**ROWS**
····················
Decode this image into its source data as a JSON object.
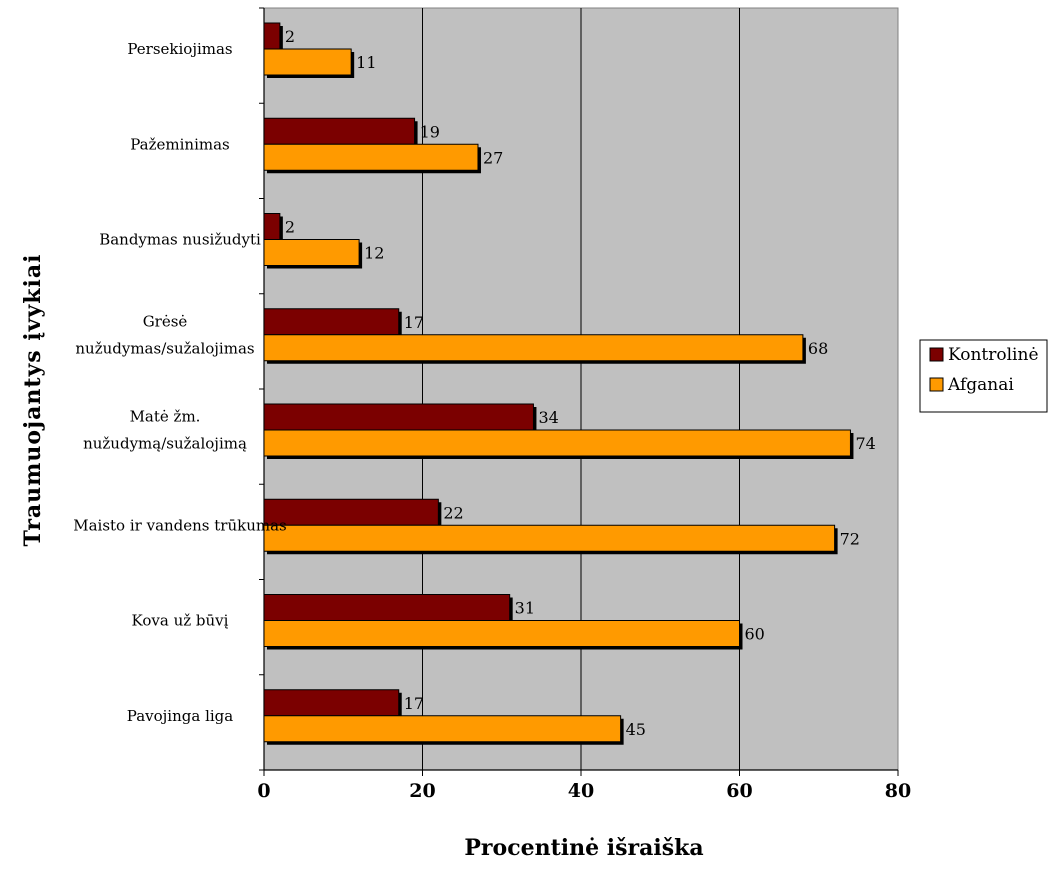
{
  "chart_data": {
    "type": "bar",
    "orientation": "horizontal",
    "categories": [
      [
        "Persekiojimas"
      ],
      [
        "Pažeminimas"
      ],
      [
        "Bandymas nusižudyti"
      ],
      [
        "Grėsė",
        "nužudymas/sužalojimas"
      ],
      [
        "Matė žm.",
        "nužudymą/sužalojimą"
      ],
      [
        "Maisto ir vandens trūkumas"
      ],
      [
        "Kova už būvį"
      ],
      [
        "Pavojinga liga"
      ]
    ],
    "series": [
      {
        "name": "Kontrolinė",
        "color": "#7b0000",
        "values": [
          2,
          19,
          2,
          17,
          34,
          22,
          31,
          17
        ]
      },
      {
        "name": "Afganai",
        "color": "#ff9a00",
        "values": [
          11,
          27,
          12,
          68,
          74,
          72,
          60,
          45
        ]
      }
    ],
    "xlabel": "Procentinė išraiška",
    "ylabel": "Traumuojantys įvykiai",
    "xlim": [
      0,
      80
    ],
    "xticks": [
      0,
      20,
      40,
      60,
      80
    ],
    "grid": true,
    "plot_background": "#c0c0c0",
    "legend_position": "right"
  }
}
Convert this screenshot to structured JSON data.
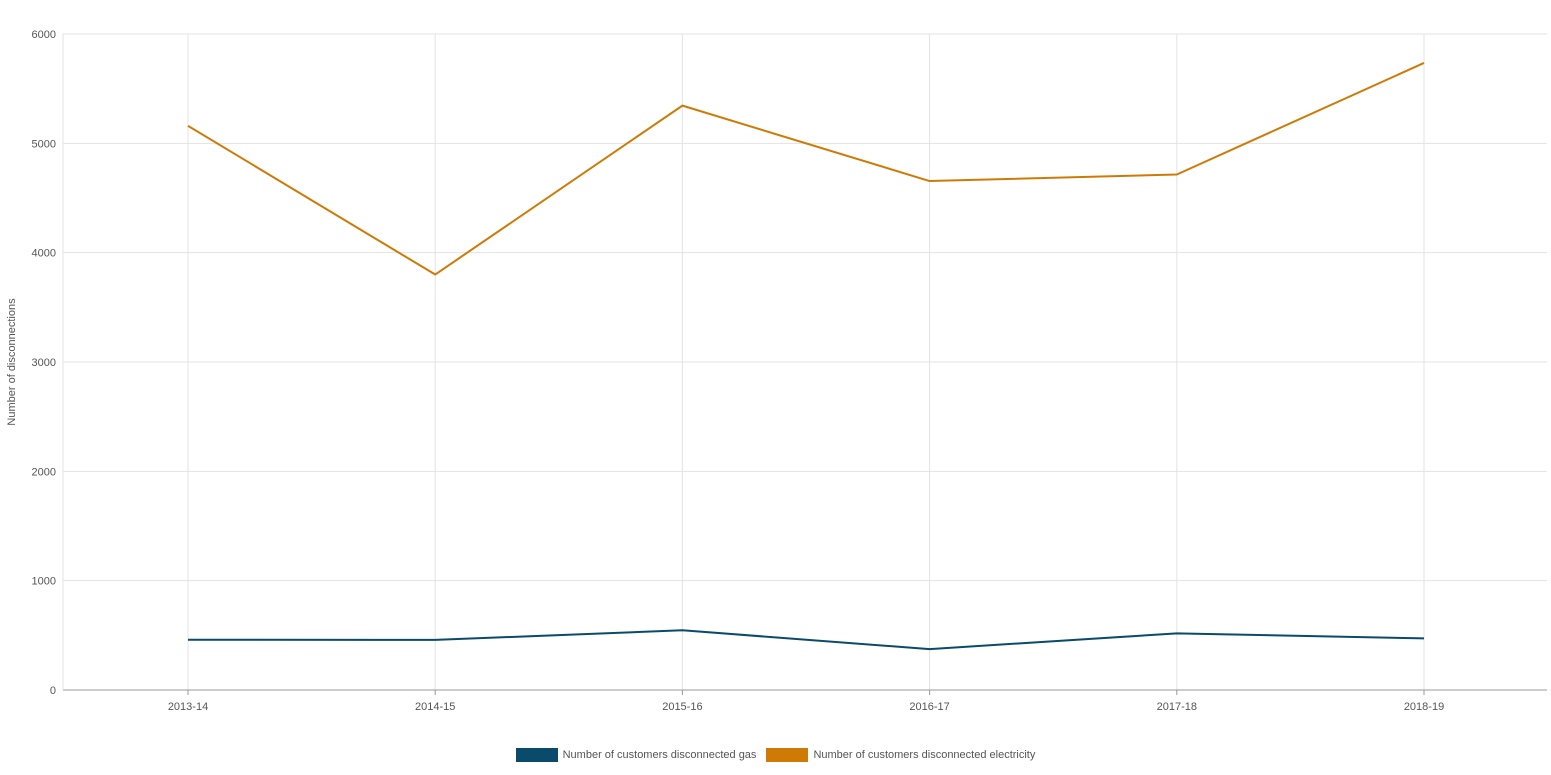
{
  "chart_data": {
    "type": "line",
    "title": "",
    "xlabel": "",
    "ylabel": "Number of disconnections",
    "categories": [
      "2013-14",
      "2014-15",
      "2015-16",
      "2016-17",
      "2017-18",
      "2018-19"
    ],
    "ylim": [
      0,
      6000
    ],
    "yticks": [
      "0",
      "1000",
      "2000",
      "3000",
      "4000",
      "5000",
      "6000"
    ],
    "grid": true,
    "legend_position": "bottom",
    "series": [
      {
        "name": "Number of customers disconnected gas",
        "color": "#0a4a6b",
        "values": [
          460,
          458,
          546,
          374,
          518,
          472
        ]
      },
      {
        "name": "Number of customers disconnected electricity",
        "color": "#d07a06",
        "values": [
          5160,
          3800,
          5345,
          4655,
          4715,
          5735
        ]
      }
    ]
  }
}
····················
**OBJECTIVE**
Every record must be copied exactly, with the pictures left out.

**EXERCISE ANSWER**
Decode this image into its source data as a JSON object.
{
  "chart_data": {
    "type": "bar",
    "orientation": "horizontal",
    "categories": [
      [
        "Persekiojimas"
      ],
      [
        "Pažeminimas"
      ],
      [
        "Bandymas nusižudyti"
      ],
      [
        "Grėsė",
        "nužudymas/sužalojimas"
      ],
      [
        "Matė žm.",
        "nužudymą/sužalojimą"
      ],
      [
        "Maisto ir vandens trūkumas"
      ],
      [
        "Kova už būvį"
      ],
      [
        "Pavojinga liga"
      ]
    ],
    "series": [
      {
        "name": "Kontrolinė",
        "color": "#7b0000",
        "values": [
          2,
          19,
          2,
          17,
          34,
          22,
          31,
          17
        ]
      },
      {
        "name": "Afganai",
        "color": "#ff9a00",
        "values": [
          11,
          27,
          12,
          68,
          74,
          72,
          60,
          45
        ]
      }
    ],
    "xlabel": "Procentinė išraiška",
    "ylabel": "Traumuojantys įvykiai",
    "xlim": [
      0,
      80
    ],
    "xticks": [
      0,
      20,
      40,
      60,
      80
    ],
    "grid": true,
    "plot_background": "#c0c0c0",
    "legend_position": "right"
  }
}
Convert this screenshot to structured JSON data.
{
  "chart_data": {
    "type": "line",
    "title": "",
    "xlabel": "",
    "ylabel": "Number of disconnections",
    "categories": [
      "2013-14",
      "2014-15",
      "2015-16",
      "2016-17",
      "2017-18",
      "2018-19"
    ],
    "ylim": [
      0,
      6000
    ],
    "yticks": [
      "0",
      "1000",
      "2000",
      "3000",
      "4000",
      "5000",
      "6000"
    ],
    "grid": true,
    "legend_position": "bottom",
    "series": [
      {
        "name": "Number of customers disconnected gas",
        "color": "#0a4a6b",
        "values": [
          460,
          458,
          546,
          374,
          518,
          472
        ]
      },
      {
        "name": "Number of customers disconnected electricity",
        "color": "#d07a06",
        "values": [
          5160,
          3800,
          5345,
          4655,
          4715,
          5735
        ]
      }
    ]
  }
}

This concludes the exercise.